Task goal: Rewrite the records below, swapping every "主题教育" for "专题教育" and leaving everything else unchanged.

Data lines:
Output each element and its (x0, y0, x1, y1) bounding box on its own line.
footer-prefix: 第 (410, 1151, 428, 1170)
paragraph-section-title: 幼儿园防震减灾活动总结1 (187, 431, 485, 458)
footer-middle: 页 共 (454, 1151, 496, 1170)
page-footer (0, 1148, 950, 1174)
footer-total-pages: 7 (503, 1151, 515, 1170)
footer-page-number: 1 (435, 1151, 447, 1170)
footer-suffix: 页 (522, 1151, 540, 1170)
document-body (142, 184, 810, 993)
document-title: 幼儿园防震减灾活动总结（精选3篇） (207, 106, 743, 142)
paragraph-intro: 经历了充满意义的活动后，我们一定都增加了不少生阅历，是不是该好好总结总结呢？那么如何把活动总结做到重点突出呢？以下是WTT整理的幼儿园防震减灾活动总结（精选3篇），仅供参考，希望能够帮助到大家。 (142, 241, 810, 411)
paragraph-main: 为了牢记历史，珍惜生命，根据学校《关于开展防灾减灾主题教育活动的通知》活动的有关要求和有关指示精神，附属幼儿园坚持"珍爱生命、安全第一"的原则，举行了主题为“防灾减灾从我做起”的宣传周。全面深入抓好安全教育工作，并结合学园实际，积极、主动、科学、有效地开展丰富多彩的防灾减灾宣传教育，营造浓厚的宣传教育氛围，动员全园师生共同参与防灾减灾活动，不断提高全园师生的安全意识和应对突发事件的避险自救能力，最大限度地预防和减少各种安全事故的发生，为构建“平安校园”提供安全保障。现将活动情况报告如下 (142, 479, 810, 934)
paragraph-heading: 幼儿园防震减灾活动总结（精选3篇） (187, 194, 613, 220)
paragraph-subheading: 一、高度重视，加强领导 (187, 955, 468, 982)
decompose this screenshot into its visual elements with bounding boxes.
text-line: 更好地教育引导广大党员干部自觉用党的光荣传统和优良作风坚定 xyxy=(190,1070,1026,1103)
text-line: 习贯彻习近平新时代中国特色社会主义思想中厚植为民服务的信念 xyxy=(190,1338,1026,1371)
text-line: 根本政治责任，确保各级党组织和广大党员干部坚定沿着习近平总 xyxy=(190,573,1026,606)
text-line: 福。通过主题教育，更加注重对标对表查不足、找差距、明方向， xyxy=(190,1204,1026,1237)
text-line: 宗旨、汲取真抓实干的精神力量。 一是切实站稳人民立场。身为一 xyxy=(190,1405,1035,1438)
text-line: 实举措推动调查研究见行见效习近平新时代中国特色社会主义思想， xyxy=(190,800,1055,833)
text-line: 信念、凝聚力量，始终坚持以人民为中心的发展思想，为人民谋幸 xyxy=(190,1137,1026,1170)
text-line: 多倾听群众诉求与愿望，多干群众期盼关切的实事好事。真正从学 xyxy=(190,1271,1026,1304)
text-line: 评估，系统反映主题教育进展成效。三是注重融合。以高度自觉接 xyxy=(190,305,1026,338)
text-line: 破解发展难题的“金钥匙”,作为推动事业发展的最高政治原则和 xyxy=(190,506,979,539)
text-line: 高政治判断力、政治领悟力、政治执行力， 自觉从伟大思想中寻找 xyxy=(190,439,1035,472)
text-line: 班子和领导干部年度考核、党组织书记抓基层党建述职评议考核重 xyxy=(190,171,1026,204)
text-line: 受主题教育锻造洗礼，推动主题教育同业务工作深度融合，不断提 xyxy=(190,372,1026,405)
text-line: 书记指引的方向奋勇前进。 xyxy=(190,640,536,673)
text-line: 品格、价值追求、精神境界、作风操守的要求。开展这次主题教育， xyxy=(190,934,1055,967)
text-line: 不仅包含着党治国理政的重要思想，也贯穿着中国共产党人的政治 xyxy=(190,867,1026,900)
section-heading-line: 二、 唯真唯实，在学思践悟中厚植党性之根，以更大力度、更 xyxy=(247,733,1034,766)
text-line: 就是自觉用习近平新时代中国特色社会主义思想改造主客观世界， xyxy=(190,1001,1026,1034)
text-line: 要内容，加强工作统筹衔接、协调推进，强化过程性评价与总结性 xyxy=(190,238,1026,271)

Complete output:
Output each element and its (x0, y0, x1, y1) bounding box on its own line.
footer-prefix: 第 (410, 1151, 428, 1170)
paragraph-section-title: 幼儿园防震减灾活动总结1 (187, 431, 485, 458)
footer-middle: 页 共 (454, 1151, 496, 1170)
page-footer (0, 1148, 950, 1174)
footer-total-pages: 7 (503, 1151, 515, 1170)
footer-page-number: 1 (435, 1151, 447, 1170)
footer-suffix: 页 (522, 1151, 540, 1170)
document-body (142, 184, 810, 993)
document-title: 幼儿园防震减灾活动总结（精选3篇） (207, 106, 743, 142)
paragraph-intro: 经历了充满意义的活动后，我们一定都增加了不少生阅历，是不是该好好总结总结呢？那么如何把活动总结做到重点突出呢？以下是WTT整理的幼儿园防震减灾活动总结（精选3篇），仅供参考，希望能够帮助到大家。 (142, 241, 810, 411)
paragraph-main: 为了牢记历史，珍惜生命，根据学校《关于开展防灾减灾专题教育活动的通知》活动的有关要求和有关指示精神，附属幼儿园坚持"珍爱生命、安全第一"的原则，举行了主题为“防灾减灾从我做起”的宣传周。全面深入抓好安全教育工作，并结合学园实际，积极、主动、科学、有效地开展丰富多彩的防灾减灾宣传教育，营造浓厚的宣传教育氛围，动员全园师生共同参与防灾减灾活动，不断提高全园师生的安全意识和应对突发事件的避险自救能力，最大限度地预防和减少各种安全事故的发生，为构建“平安校园”提供安全保障。现将活动情况报告如下 (142, 479, 810, 934)
paragraph-heading: 幼儿园防震减灾活动总结（精选3篇） (187, 194, 613, 220)
paragraph-subheading: 一、高度重视，加强领导 (187, 955, 468, 982)
decompose this screenshot into its visual elements with bounding boxes.
text-line: 更好地教育引导广大党员干部自觉用党的光荣传统和优良作风坚定 xyxy=(190,1070,1026,1103)
text-line: 习贯彻习近平新时代中国特色社会主义思想中厚植为民服务的信念 xyxy=(190,1338,1026,1371)
text-line: 根本政治责任，确保各级党组织和广大党员干部坚定沿着习近平总 xyxy=(190,573,1026,606)
text-line: 福。通过专题教育，更加注重对标对表查不足、找差距、明方向， xyxy=(190,1204,1026,1237)
text-line: 宗旨、汲取真抓实干的精神力量。 一是切实站稳人民立场。身为一 xyxy=(190,1405,1035,1438)
text-line: 实举措推动调查研究见行见效习近平新时代中国特色社会主义思想， xyxy=(190,800,1055,833)
text-line: 信念、凝聚力量，始终坚持以人民为中心的发展思想，为人民谋幸 xyxy=(190,1137,1026,1170)
text-line: 多倾听群众诉求与愿望，多干群众期盼关切的实事好事。真正从学 xyxy=(190,1271,1026,1304)
text-line: 评估，系统反映专题教育进展成效。三是注重融合。以高度自觉接 xyxy=(190,305,1026,338)
text-line: 破解发展难题的“金钥匙”,作为推动事业发展的最高政治原则和 xyxy=(190,506,979,539)
text-line: 高政治判断力、政治领悟力、政治执行力， 自觉从伟大思想中寻找 xyxy=(190,439,1035,472)
text-line: 班子和领导干部年度考核、党组织书记抓基层党建述职评议考核重 xyxy=(190,171,1026,204)
text-line: 受专题教育锻造洗礼，推动专题教育同业务工作深度融合，不断提 xyxy=(190,372,1026,405)
text-line: 书记指引的方向奋勇前进。 xyxy=(190,640,536,673)
text-line: 品格、价值追求、精神境界、作风操守的要求。开展这次专题教育， xyxy=(190,934,1055,967)
text-line: 不仅包含着党治国理政的重要思想，也贯穿着中国共产党人的政治 xyxy=(190,867,1026,900)
section-heading-line: 二、 唯真唯实，在学思践悟中厚植党性之根，以更大力度、更 xyxy=(247,733,1034,766)
text-line: 就是自觉用习近平新时代中国特色社会主义思想改造主客观世界， xyxy=(190,1001,1026,1034)
text-line: 要内容，加强工作统筹衔接、协调推进，强化过程性评价与总结性 xyxy=(190,238,1026,271)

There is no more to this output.